Figure contents as structured data:

--------------------

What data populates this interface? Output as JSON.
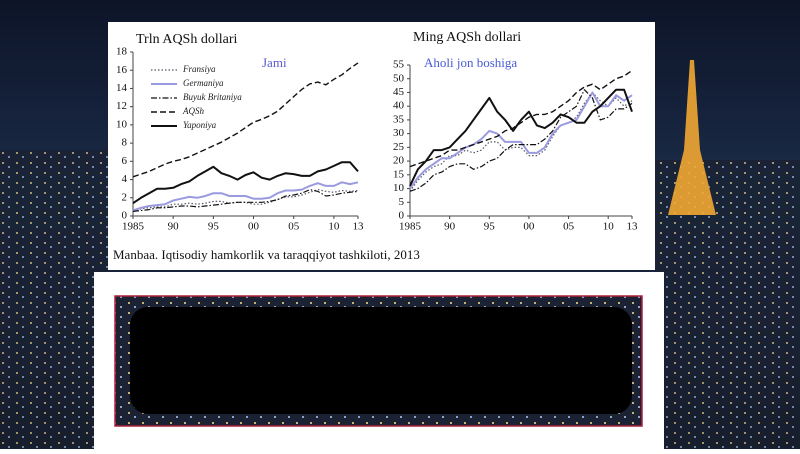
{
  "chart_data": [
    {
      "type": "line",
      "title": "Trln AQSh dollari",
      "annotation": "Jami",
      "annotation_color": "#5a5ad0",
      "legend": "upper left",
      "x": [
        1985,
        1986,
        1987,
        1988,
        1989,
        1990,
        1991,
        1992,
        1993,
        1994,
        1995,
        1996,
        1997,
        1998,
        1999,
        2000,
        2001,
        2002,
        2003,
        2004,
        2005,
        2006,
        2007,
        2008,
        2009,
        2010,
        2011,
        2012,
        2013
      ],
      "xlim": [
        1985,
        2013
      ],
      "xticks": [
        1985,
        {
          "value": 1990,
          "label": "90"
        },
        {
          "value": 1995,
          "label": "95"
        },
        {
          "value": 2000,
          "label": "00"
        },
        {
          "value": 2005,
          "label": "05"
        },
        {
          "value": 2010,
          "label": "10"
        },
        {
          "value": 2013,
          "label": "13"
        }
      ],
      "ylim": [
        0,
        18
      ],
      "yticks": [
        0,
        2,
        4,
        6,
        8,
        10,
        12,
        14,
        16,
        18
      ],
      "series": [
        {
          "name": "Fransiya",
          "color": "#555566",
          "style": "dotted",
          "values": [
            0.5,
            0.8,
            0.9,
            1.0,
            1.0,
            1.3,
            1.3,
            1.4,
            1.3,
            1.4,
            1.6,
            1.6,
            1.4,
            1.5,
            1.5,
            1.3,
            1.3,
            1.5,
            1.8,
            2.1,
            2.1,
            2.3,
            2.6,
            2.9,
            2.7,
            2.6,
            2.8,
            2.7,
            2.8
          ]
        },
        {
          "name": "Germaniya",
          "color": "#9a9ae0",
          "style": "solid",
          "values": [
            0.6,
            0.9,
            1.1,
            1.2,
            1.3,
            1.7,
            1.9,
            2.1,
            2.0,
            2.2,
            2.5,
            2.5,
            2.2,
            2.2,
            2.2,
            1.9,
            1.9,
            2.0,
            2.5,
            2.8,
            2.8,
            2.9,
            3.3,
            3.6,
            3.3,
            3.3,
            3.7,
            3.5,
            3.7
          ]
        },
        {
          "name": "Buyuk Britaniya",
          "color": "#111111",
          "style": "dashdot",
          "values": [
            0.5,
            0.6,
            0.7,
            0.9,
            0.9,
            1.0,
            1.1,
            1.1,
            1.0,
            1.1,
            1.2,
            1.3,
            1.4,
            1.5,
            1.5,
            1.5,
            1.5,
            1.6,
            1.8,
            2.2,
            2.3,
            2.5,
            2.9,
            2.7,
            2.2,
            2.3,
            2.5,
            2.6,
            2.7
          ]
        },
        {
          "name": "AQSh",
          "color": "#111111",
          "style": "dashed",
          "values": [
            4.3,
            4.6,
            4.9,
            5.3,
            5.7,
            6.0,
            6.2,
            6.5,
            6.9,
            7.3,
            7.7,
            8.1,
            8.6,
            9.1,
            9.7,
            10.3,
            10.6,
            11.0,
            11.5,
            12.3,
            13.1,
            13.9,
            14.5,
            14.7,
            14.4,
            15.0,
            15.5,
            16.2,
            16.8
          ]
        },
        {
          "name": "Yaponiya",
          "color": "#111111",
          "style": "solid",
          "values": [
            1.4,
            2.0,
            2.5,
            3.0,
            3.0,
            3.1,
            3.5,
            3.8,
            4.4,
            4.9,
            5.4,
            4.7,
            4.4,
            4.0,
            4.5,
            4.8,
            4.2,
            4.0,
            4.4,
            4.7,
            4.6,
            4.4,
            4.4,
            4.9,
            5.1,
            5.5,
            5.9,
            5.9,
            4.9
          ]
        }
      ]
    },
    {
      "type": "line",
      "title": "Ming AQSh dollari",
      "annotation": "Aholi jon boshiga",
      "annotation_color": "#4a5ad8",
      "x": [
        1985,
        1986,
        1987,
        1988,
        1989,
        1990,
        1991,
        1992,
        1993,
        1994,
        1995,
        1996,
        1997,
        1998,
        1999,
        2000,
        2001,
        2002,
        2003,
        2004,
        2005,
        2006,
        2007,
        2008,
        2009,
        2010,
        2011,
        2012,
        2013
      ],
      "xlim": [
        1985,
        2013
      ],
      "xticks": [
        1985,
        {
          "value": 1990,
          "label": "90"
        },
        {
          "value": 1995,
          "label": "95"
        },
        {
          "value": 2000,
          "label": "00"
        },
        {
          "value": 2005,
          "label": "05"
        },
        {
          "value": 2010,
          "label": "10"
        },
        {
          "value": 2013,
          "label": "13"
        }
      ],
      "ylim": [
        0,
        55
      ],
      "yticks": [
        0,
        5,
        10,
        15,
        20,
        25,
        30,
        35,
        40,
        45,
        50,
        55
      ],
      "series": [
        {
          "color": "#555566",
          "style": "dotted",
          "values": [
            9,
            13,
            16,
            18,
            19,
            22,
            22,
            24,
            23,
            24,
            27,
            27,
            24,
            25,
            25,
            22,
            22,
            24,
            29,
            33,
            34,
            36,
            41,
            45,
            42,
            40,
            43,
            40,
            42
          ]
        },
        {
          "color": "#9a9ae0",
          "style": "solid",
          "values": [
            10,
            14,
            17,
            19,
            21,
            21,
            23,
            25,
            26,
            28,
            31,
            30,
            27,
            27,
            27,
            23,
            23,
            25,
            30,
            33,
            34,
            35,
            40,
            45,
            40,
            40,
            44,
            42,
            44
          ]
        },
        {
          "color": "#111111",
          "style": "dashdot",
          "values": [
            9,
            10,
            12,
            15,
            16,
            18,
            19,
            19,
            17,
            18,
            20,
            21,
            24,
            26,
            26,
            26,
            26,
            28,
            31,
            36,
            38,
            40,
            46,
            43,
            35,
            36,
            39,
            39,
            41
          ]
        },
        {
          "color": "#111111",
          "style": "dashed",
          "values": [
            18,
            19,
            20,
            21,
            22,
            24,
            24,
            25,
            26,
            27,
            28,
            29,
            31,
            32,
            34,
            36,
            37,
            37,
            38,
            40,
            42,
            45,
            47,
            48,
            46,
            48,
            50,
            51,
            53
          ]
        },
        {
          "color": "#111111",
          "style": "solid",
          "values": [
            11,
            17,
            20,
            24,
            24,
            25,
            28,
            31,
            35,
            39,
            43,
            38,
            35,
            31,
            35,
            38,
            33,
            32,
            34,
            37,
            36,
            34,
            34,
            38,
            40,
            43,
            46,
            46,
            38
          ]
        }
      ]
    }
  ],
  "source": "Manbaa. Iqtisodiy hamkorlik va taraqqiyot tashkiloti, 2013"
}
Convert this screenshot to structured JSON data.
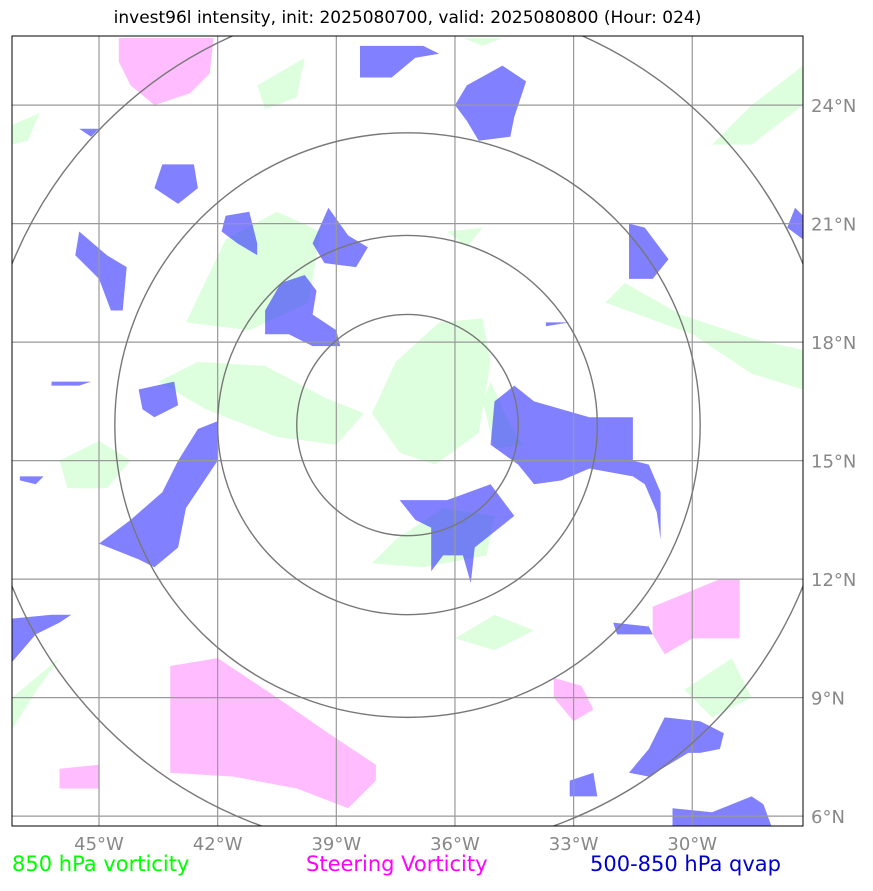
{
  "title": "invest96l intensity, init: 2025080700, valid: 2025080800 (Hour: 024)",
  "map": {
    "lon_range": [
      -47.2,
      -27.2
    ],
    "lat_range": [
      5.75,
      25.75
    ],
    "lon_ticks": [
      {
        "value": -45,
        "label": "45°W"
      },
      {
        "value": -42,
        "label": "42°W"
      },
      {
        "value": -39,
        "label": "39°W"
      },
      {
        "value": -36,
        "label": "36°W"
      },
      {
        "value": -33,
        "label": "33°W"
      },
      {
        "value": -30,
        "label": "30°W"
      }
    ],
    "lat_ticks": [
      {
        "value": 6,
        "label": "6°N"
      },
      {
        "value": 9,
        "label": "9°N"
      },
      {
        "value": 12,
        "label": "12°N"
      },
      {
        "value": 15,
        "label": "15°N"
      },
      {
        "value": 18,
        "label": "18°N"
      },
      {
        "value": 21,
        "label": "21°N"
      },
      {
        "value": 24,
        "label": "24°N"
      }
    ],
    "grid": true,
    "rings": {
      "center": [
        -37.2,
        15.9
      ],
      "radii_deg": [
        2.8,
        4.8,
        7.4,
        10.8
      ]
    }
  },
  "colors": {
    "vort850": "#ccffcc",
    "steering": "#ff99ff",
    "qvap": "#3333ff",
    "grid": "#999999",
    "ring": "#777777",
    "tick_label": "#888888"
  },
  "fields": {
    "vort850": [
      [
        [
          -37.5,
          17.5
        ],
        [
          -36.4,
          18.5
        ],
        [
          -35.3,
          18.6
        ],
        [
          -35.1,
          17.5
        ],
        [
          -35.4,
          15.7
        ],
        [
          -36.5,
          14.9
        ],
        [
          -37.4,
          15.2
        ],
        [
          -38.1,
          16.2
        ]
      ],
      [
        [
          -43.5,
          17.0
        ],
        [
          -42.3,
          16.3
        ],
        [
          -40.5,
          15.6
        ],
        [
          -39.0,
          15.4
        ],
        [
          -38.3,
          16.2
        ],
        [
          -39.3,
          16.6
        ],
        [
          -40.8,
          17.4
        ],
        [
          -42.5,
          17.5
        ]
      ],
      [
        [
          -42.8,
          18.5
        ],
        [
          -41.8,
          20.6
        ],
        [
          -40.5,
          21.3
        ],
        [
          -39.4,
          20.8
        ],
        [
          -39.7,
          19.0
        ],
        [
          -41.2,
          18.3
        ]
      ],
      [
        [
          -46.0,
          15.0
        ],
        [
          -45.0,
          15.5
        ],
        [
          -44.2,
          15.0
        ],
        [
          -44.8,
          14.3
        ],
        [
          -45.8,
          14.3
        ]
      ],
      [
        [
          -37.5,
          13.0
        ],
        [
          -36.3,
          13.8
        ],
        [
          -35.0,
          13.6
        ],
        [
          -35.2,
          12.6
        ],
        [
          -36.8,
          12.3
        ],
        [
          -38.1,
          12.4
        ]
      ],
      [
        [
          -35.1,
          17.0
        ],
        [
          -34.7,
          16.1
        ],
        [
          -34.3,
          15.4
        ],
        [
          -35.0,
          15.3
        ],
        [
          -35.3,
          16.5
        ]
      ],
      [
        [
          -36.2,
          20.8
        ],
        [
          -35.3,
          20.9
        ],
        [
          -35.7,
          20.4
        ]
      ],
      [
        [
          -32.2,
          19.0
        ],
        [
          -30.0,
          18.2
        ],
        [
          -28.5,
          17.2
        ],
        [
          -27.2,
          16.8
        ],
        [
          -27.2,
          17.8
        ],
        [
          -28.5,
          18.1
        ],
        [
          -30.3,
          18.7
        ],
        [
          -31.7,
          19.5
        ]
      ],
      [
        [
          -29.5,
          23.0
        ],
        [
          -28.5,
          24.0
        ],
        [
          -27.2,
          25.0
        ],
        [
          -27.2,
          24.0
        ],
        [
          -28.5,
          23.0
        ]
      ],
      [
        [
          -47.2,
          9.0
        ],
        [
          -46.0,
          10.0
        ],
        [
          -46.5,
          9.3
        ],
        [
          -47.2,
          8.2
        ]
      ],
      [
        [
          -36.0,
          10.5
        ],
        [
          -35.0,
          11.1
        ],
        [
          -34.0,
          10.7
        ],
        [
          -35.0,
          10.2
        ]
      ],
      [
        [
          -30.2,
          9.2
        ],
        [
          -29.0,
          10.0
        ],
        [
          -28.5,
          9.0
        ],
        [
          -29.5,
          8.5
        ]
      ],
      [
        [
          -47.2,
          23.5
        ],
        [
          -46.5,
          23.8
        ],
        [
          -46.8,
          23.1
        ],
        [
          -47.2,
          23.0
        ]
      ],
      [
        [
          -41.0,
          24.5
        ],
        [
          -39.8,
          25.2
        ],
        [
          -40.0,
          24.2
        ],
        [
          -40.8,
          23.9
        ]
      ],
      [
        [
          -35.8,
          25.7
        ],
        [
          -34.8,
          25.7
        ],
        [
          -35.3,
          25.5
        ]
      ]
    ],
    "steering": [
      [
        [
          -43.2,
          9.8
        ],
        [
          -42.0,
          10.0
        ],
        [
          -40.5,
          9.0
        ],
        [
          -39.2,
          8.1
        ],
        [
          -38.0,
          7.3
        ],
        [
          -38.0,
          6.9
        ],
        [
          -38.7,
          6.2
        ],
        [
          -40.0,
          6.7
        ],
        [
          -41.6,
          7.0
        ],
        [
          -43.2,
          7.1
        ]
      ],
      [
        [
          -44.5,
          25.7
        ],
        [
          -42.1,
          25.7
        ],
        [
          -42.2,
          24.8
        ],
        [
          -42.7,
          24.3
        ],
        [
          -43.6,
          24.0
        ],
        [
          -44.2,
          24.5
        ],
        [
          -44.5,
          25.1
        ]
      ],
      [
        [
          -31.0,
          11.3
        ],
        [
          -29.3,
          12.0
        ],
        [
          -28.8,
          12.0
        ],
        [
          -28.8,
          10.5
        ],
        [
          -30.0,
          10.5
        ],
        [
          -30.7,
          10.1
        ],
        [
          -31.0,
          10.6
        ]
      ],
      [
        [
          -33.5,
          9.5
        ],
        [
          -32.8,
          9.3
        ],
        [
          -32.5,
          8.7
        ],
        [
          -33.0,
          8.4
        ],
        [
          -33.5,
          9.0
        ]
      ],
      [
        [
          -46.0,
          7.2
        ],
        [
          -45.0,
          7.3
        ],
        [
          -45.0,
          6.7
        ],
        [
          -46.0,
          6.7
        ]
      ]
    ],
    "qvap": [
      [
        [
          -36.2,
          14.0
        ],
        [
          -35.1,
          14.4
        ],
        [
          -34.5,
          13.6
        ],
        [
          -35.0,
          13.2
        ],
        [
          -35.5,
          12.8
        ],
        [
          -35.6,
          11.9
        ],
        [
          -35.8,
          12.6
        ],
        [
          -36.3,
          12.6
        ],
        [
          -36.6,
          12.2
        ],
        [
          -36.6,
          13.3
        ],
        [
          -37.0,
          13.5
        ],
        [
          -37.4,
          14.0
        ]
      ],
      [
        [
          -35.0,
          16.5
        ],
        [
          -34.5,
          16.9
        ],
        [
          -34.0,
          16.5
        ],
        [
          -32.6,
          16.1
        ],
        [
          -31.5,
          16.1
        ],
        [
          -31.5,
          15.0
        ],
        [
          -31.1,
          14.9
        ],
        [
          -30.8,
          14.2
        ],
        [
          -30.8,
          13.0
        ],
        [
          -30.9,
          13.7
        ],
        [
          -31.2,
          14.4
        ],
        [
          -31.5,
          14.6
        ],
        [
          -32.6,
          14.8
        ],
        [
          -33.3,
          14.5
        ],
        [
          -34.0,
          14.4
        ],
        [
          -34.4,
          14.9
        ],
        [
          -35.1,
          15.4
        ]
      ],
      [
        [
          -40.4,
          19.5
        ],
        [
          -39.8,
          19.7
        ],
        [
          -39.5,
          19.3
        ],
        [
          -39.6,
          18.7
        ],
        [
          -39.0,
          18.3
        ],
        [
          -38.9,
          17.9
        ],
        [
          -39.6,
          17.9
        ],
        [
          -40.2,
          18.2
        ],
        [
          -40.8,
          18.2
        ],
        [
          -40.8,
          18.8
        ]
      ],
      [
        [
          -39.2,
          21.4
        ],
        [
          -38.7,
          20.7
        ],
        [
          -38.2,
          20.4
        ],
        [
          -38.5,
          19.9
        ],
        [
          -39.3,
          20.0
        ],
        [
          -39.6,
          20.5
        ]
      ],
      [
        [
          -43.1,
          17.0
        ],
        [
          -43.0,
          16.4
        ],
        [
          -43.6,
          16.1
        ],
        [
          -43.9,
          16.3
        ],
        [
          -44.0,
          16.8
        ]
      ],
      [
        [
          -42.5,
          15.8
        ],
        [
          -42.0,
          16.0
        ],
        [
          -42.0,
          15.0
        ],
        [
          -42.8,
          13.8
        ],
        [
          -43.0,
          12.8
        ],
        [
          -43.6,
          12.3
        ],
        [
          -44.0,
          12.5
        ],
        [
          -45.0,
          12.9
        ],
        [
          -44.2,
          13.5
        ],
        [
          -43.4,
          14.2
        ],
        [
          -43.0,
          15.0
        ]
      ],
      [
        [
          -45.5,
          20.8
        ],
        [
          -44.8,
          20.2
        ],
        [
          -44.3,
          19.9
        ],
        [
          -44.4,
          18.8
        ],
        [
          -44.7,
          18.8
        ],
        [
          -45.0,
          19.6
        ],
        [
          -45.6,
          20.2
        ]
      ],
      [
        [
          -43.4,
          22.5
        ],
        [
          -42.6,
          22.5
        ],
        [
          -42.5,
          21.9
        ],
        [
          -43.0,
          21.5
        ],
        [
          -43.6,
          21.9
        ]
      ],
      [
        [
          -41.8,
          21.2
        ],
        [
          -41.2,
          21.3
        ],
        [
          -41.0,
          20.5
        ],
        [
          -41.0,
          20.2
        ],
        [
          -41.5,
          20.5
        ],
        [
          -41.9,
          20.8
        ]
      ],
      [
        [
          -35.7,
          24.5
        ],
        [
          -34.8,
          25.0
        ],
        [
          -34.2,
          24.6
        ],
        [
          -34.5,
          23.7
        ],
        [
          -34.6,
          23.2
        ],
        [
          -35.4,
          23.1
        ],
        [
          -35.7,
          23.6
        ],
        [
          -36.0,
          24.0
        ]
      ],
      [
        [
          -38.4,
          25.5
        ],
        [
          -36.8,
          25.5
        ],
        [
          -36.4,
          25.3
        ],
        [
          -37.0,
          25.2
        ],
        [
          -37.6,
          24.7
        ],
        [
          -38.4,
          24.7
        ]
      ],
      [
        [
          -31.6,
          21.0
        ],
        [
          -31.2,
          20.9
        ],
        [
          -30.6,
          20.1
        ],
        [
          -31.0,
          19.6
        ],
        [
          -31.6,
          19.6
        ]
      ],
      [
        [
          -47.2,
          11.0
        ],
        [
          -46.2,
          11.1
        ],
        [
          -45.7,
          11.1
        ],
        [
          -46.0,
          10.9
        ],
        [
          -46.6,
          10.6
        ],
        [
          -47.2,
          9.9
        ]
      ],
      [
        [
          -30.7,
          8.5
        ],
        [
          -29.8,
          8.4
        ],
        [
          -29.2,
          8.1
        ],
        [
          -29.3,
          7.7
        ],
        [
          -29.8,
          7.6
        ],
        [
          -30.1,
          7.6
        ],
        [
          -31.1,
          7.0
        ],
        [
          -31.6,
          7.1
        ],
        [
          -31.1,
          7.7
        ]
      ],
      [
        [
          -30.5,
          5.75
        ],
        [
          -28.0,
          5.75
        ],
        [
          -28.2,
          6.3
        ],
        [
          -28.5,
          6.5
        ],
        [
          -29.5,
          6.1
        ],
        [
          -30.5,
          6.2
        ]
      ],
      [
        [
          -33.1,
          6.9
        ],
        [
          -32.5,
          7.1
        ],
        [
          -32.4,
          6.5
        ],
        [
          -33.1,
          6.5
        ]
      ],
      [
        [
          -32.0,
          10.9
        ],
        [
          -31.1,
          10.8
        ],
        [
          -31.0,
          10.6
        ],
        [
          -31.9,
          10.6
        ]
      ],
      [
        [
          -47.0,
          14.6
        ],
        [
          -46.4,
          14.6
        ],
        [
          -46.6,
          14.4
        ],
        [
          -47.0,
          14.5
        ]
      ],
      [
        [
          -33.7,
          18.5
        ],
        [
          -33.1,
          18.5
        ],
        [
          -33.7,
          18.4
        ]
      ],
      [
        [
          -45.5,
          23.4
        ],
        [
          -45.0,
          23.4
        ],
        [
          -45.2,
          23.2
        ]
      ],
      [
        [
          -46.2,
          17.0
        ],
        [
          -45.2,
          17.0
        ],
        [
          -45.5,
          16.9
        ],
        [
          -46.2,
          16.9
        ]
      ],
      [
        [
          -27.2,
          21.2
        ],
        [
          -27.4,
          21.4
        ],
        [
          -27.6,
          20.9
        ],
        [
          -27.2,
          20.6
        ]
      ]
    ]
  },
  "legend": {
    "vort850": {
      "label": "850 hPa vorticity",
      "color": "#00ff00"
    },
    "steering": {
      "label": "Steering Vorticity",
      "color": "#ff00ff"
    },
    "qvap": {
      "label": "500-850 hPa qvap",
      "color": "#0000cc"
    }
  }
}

--------------------

Given task:
Tally the lines holding the string "this" and give only the count.

Task response:
2